>> START

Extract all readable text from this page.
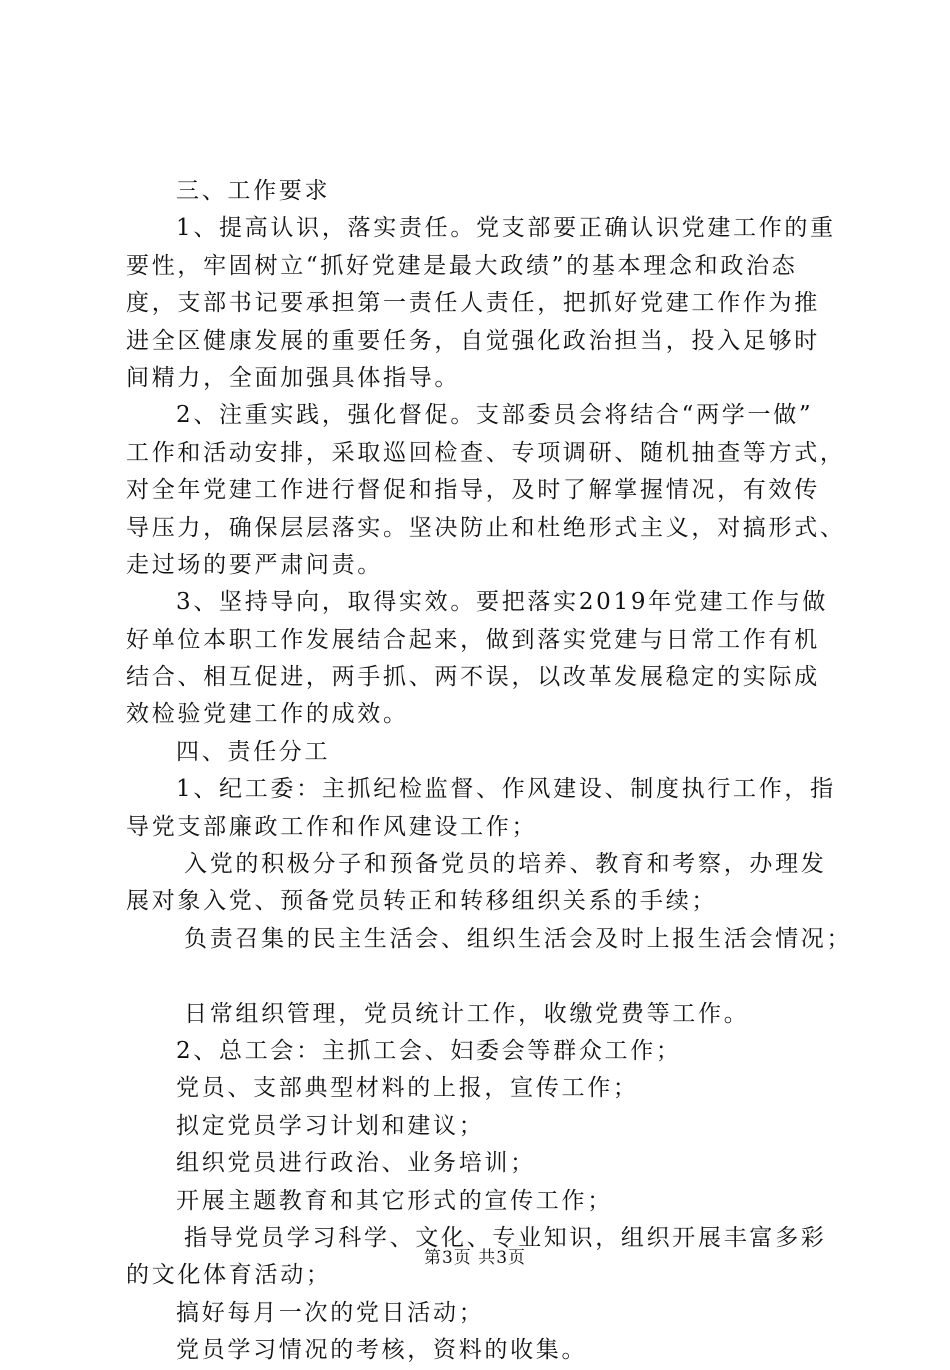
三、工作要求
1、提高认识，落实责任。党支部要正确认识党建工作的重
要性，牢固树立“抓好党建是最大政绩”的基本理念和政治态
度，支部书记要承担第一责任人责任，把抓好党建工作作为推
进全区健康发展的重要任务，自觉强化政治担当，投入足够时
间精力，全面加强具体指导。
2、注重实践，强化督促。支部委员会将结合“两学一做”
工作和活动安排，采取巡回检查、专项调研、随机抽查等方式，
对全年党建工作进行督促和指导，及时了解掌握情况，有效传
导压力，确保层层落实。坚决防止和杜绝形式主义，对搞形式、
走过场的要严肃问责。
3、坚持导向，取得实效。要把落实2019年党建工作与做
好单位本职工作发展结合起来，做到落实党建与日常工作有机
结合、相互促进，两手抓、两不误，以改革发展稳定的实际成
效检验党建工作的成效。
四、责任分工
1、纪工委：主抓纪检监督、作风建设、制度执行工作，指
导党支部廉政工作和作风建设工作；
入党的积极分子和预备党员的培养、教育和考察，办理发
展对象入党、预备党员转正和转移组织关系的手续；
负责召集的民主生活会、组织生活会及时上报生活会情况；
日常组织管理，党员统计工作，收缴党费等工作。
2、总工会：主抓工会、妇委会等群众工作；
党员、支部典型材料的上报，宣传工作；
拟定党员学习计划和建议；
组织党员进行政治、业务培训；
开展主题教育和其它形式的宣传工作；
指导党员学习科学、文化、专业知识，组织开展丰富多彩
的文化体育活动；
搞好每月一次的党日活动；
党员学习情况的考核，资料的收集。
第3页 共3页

>> END
>> START

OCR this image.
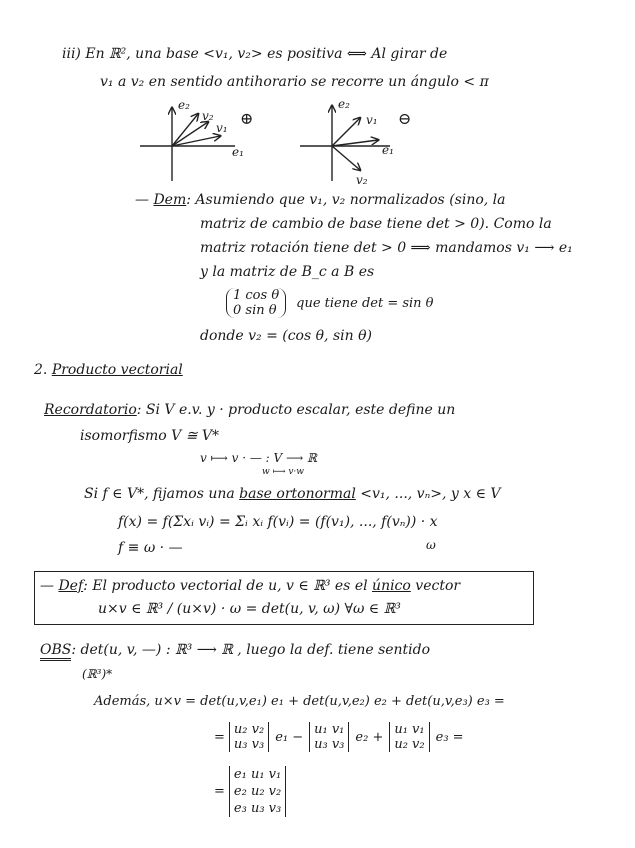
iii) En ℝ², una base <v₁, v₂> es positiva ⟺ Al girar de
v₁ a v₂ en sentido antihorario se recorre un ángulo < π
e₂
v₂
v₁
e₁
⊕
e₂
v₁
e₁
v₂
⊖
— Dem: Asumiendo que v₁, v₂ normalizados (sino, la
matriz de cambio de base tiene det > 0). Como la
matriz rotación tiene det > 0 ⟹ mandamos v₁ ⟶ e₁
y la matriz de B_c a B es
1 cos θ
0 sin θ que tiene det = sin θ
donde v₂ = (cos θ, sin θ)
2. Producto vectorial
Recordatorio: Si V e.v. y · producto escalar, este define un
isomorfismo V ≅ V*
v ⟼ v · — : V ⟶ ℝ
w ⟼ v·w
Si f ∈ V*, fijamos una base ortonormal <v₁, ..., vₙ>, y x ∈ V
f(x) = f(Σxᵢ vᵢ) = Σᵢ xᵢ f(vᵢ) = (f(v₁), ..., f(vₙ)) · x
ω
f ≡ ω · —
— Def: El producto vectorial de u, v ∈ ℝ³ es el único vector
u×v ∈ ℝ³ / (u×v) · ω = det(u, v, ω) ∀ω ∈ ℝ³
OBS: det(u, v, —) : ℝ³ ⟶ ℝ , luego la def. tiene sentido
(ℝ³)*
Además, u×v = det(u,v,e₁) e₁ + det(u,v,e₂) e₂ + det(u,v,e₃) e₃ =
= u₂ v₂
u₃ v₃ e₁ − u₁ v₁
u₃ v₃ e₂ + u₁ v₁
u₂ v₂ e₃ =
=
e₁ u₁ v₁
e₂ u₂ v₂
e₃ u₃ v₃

>> END

WRITTEN TASK — Select and copy every line of the material that holds the string "vectorial".

TASK RESULT —
2. Producto vectorial
— Def: El producto vectorial de u, v ∈ ℝ³ es el único vector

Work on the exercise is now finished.